■ Given problem:
Copy out the entries below in full and exactly.
* begin Records for this exercise *
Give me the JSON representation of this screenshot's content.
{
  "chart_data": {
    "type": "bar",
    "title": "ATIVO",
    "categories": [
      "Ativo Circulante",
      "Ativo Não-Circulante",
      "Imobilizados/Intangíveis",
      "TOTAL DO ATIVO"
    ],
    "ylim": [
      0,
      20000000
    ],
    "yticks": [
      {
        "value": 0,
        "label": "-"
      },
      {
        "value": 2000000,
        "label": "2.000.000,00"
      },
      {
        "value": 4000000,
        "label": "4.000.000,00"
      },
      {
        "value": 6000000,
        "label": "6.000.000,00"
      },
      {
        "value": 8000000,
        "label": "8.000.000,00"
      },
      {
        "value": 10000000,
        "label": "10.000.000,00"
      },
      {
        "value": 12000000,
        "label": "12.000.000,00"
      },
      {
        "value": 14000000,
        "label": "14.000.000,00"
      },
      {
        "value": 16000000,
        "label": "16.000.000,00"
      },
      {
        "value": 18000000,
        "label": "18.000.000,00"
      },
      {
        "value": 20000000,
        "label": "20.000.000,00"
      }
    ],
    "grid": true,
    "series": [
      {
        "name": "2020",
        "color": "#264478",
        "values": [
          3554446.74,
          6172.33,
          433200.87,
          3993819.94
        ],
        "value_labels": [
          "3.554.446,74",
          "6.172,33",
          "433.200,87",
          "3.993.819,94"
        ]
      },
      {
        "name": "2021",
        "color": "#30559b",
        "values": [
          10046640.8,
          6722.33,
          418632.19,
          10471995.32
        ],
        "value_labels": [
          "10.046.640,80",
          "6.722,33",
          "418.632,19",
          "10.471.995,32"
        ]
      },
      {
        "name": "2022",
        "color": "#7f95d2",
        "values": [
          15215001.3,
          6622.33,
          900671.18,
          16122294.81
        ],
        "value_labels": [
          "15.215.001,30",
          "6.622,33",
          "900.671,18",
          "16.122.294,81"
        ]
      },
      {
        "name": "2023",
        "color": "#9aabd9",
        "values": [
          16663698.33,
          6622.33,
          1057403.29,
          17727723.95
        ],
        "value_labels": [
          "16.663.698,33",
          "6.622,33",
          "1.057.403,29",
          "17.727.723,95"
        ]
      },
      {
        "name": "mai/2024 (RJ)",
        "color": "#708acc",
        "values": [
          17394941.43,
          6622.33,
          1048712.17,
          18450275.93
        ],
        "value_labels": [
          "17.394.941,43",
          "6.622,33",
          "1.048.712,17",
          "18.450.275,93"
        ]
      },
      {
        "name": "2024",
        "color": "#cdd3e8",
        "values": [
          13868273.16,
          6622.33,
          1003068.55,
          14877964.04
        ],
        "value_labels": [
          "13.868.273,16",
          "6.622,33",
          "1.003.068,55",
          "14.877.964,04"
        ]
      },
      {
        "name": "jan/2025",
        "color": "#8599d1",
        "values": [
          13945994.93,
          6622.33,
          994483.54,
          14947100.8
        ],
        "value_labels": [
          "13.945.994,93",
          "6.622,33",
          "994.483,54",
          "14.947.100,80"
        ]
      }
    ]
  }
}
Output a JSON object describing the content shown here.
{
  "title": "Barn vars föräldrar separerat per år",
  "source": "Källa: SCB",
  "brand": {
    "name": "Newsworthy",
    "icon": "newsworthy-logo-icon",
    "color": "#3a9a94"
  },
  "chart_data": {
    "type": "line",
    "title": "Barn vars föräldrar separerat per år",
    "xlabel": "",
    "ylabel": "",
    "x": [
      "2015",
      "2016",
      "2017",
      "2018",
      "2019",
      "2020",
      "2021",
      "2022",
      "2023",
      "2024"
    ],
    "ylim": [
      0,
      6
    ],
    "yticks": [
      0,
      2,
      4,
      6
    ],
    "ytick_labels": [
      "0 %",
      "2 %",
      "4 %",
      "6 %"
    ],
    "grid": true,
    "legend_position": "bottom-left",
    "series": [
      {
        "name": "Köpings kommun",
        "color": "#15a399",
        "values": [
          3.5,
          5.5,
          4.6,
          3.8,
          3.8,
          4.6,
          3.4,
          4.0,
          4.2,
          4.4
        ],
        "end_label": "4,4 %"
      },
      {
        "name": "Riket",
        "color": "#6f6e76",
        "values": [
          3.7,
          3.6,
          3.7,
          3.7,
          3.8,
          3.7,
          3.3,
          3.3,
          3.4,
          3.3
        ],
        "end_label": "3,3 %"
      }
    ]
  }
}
* end Records for this exercise *
■ Full answer:
Give me the JSON representation of this screenshot's content.
{
  "chart_data": {
    "type": "bar",
    "title": "ATIVO",
    "categories": [
      "Ativo Circulante",
      "Ativo Não-Circulante",
      "Imobilizados/Intangíveis",
      "TOTAL DO ATIVO"
    ],
    "ylim": [
      0,
      20000000
    ],
    "yticks": [
      {
        "value": 0,
        "label": "-"
      },
      {
        "value": 2000000,
        "label": "2.000.000,00"
      },
      {
        "value": 4000000,
        "label": "4.000.000,00"
      },
      {
        "value": 6000000,
        "label": "6.000.000,00"
      },
      {
        "value": 8000000,
        "label": "8.000.000,00"
      },
      {
        "value": 10000000,
        "label": "10.000.000,00"
      },
      {
        "value": 12000000,
        "label": "12.000.000,00"
      },
      {
        "value": 14000000,
        "label": "14.000.000,00"
      },
      {
        "value": 16000000,
        "label": "16.000.000,00"
      },
      {
        "value": 18000000,
        "label": "18.000.000,00"
      },
      {
        "value": 20000000,
        "label": "20.000.000,00"
      }
    ],
    "grid": true,
    "series": [
      {
        "name": "2020",
        "color": "#264478",
        "values": [
          3554446.74,
          6172.33,
          433200.87,
          3993819.94
        ],
        "value_labels": [
          "3.554.446,74",
          "6.172,33",
          "433.200,87",
          "3.993.819,94"
        ]
      },
      {
        "name": "2021",
        "color": "#30559b",
        "values": [
          10046640.8,
          6722.33,
          418632.19,
          10471995.32
        ],
        "value_labels": [
          "10.046.640,80",
          "6.722,33",
          "418.632,19",
          "10.471.995,32"
        ]
      },
      {
        "name": "2022",
        "color": "#7f95d2",
        "values": [
          15215001.3,
          6622.33,
          900671.18,
          16122294.81
        ],
        "value_labels": [
          "15.215.001,30",
          "6.622,33",
          "900.671,18",
          "16.122.294,81"
        ]
      },
      {
        "name": "2023",
        "color": "#9aabd9",
        "values": [
          16663698.33,
          6622.33,
          1057403.29,
          17727723.95
        ],
        "value_labels": [
          "16.663.698,33",
          "6.622,33",
          "1.057.403,29",
          "17.727.723,95"
        ]
      },
      {
        "name": "mai/2024 (RJ)",
        "color": "#708acc",
        "values": [
          17394941.43,
          6622.33,
          1048712.17,
          18450275.93
        ],
        "value_labels": [
          "17.394.941,43",
          "6.622,33",
          "1.048.712,17",
          "18.450.275,93"
        ]
      },
      {
        "name": "2024",
        "color": "#cdd3e8",
        "values": [
          13868273.16,
          6622.33,
          1003068.55,
          14877964.04
        ],
        "value_labels": [
          "13.868.273,16",
          "6.622,33",
          "1.003.068,55",
          "14.877.964,04"
        ]
      },
      {
        "name": "jan/2025",
        "color": "#8599d1",
        "values": [
          13945994.93,
          6622.33,
          994483.54,
          14947100.8
        ],
        "value_labels": [
          "13.945.994,93",
          "6.622,33",
          "994.483,54",
          "14.947.100,80"
        ]
      }
    ]
  }
}
Output a JSON object describing the content shown here.
{
  "title": "Barn vars föräldrar separerat per år",
  "source": "Källa: SCB",
  "brand": {
    "name": "Newsworthy",
    "icon": "newsworthy-logo-icon",
    "color": "#3a9a94"
  },
  "chart_data": {
    "type": "line",
    "title": "Barn vars föräldrar separerat per år",
    "xlabel": "",
    "ylabel": "",
    "x": [
      "2015",
      "2016",
      "2017",
      "2018",
      "2019",
      "2020",
      "2021",
      "2022",
      "2023",
      "2024"
    ],
    "ylim": [
      0,
      6
    ],
    "yticks": [
      0,
      2,
      4,
      6
    ],
    "ytick_labels": [
      "0 %",
      "2 %",
      "4 %",
      "6 %"
    ],
    "grid": true,
    "legend_position": "bottom-left",
    "series": [
      {
        "name": "Köpings kommun",
        "color": "#15a399",
        "values": [
          3.5,
          5.5,
          4.6,
          3.8,
          3.8,
          4.6,
          3.4,
          4.0,
          4.2,
          4.4
        ],
        "end_label": "4,4 %"
      },
      {
        "name": "Riket",
        "color": "#6f6e76",
        "values": [
          3.7,
          3.6,
          3.7,
          3.7,
          3.8,
          3.7,
          3.3,
          3.3,
          3.4,
          3.3
        ],
        "end_label": "3,3 %"
      }
    ]
  }
}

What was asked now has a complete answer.